▶ _STATED PROBLEM_
Go over the entries below line by line, copying each one that contains the word "structured".

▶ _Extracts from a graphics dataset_
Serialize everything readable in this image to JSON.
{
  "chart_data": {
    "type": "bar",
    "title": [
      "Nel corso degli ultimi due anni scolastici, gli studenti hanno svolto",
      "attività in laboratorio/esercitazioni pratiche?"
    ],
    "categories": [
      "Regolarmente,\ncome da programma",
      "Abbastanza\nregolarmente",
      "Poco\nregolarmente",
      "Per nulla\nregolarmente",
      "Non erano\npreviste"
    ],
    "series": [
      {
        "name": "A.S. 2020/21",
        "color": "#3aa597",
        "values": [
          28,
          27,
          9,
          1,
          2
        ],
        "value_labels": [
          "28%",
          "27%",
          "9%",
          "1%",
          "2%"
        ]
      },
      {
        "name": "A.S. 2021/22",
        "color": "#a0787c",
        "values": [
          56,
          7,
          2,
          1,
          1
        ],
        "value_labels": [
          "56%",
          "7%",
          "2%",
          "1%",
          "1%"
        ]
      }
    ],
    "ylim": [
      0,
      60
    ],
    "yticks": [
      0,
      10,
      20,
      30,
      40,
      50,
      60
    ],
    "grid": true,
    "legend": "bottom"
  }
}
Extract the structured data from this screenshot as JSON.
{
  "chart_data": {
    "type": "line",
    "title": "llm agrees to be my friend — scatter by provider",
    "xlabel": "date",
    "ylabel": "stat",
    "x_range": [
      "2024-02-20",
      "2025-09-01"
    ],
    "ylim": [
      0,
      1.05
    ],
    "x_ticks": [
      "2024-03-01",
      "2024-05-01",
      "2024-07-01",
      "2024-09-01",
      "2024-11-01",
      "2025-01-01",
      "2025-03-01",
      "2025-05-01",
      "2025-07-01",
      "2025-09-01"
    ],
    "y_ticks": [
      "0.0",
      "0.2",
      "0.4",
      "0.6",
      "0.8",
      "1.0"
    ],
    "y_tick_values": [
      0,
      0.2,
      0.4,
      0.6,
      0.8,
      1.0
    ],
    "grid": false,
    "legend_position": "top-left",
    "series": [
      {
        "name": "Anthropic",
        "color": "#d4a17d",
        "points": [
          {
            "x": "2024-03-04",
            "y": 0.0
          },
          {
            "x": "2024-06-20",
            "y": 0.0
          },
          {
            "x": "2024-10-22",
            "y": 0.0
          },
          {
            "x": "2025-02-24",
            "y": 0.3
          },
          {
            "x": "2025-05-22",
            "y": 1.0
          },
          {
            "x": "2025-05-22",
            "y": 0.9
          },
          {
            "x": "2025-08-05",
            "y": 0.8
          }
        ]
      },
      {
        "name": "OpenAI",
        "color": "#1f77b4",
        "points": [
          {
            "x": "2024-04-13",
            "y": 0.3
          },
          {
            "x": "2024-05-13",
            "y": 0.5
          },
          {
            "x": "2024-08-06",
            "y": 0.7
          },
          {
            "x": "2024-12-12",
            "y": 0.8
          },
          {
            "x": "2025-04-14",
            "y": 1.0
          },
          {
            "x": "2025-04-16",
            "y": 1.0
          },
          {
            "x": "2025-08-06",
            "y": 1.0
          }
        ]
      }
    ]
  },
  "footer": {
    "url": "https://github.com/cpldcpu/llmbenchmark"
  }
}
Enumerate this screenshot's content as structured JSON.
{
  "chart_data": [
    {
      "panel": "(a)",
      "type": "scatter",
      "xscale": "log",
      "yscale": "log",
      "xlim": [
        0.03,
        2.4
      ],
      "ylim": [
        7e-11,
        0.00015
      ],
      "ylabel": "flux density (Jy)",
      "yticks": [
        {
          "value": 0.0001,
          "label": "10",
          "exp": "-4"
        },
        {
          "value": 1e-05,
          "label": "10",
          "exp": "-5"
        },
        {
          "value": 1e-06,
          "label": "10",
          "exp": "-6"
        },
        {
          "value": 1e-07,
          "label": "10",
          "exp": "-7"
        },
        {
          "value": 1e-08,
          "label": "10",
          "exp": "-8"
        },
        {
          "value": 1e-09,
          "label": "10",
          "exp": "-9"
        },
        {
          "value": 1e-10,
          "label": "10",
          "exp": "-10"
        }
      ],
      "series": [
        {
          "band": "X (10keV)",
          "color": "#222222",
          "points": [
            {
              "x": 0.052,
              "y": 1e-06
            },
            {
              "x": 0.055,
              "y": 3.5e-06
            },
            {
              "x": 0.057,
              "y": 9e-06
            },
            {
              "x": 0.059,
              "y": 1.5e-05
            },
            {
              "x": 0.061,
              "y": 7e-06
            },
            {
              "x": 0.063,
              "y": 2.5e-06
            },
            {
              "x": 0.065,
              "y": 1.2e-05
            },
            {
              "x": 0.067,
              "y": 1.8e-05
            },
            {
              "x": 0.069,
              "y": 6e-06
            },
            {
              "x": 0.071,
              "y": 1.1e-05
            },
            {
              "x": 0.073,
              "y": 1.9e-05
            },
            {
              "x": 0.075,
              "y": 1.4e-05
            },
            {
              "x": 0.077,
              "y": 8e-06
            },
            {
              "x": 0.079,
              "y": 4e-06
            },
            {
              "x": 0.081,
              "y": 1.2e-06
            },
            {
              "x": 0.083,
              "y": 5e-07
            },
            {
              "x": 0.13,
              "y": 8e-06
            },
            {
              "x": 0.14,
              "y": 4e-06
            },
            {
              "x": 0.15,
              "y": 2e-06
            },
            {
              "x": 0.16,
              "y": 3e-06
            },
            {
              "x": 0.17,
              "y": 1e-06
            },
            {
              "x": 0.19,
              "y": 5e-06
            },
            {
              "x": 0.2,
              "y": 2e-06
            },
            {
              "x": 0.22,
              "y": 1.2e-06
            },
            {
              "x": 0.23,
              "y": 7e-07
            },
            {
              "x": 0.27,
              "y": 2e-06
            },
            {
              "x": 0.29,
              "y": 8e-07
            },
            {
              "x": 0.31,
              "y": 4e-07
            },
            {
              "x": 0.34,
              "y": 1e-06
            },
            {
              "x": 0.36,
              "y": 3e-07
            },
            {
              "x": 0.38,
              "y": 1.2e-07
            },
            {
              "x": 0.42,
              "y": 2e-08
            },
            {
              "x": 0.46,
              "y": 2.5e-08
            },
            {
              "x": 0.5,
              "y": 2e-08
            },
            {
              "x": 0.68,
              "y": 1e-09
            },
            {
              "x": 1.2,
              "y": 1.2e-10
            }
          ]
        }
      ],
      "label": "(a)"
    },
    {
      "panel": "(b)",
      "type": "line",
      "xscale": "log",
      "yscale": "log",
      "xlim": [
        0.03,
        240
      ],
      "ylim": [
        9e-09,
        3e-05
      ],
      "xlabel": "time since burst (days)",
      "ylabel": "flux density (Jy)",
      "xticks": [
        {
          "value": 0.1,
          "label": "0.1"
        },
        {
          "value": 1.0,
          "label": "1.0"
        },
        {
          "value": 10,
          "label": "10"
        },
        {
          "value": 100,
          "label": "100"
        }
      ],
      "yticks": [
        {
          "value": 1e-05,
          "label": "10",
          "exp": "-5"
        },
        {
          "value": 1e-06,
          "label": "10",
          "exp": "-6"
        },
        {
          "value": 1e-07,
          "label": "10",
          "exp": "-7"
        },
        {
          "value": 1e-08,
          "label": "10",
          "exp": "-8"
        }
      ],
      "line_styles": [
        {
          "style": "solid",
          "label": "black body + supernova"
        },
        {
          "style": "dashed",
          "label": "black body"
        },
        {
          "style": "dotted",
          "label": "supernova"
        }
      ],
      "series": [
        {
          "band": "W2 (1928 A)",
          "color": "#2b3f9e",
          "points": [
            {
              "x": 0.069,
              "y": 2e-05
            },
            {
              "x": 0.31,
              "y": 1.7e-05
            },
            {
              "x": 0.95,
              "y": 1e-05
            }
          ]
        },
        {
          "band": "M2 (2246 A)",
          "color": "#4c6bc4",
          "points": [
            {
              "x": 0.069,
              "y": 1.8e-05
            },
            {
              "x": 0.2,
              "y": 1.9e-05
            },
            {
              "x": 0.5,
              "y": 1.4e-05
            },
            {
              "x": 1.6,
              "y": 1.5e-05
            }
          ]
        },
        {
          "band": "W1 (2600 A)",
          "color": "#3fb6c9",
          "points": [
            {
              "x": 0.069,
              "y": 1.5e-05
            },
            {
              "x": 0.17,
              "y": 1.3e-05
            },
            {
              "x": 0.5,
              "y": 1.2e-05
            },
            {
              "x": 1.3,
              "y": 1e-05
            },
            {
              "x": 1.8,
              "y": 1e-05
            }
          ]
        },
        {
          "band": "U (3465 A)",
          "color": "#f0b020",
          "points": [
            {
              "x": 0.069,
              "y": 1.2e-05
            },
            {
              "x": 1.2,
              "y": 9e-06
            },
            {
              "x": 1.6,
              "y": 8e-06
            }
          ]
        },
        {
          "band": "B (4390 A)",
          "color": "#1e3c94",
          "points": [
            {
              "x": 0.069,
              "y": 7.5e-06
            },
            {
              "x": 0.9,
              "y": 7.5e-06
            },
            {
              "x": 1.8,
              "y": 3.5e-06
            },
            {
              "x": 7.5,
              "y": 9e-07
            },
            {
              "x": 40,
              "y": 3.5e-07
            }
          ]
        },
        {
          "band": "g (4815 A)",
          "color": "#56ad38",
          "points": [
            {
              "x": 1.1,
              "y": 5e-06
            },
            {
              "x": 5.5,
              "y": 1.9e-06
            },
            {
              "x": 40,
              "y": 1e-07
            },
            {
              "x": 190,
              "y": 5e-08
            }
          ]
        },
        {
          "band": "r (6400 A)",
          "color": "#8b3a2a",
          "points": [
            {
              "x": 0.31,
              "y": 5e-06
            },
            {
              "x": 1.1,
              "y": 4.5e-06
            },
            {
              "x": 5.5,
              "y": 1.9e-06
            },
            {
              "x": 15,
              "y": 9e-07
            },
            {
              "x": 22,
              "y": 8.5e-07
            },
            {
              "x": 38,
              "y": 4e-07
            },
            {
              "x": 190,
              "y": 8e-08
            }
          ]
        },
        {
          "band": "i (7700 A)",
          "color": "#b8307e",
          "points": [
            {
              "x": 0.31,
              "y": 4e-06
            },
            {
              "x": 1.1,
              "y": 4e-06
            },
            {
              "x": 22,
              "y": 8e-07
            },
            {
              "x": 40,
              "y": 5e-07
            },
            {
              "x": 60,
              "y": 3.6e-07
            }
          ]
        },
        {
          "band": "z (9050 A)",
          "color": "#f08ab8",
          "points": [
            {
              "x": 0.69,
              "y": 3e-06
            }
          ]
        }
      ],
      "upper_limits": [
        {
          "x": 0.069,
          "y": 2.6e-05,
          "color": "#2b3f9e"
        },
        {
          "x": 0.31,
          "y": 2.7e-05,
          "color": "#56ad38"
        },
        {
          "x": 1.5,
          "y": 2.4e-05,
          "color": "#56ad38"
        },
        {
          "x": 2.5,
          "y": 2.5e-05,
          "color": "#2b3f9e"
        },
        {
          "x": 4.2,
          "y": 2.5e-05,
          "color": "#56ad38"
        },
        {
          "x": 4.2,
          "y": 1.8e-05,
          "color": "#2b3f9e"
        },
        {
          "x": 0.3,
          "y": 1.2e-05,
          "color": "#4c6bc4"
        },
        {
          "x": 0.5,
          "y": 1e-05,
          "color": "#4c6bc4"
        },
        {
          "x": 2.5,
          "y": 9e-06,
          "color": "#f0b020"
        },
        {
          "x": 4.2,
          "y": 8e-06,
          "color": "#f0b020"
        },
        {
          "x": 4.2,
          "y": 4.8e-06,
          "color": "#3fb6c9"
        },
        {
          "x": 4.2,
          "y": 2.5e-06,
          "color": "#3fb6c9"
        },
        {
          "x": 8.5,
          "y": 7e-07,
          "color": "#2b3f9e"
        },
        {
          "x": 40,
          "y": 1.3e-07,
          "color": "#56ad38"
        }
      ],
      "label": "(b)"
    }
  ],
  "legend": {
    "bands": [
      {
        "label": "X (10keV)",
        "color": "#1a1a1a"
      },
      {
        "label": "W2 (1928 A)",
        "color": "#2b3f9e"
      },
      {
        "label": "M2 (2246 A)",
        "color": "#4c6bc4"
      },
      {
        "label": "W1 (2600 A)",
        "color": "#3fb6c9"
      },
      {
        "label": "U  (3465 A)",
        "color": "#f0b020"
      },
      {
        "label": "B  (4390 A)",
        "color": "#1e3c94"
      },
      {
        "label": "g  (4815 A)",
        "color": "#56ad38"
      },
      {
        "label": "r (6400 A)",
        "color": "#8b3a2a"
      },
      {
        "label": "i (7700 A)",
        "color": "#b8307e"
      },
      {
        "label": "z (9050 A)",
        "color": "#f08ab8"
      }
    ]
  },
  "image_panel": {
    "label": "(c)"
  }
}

▶ _THE OUTPUT_
Extract the structured data from this screenshot as JSON.
Enumerate this screenshot's content as structured JSON.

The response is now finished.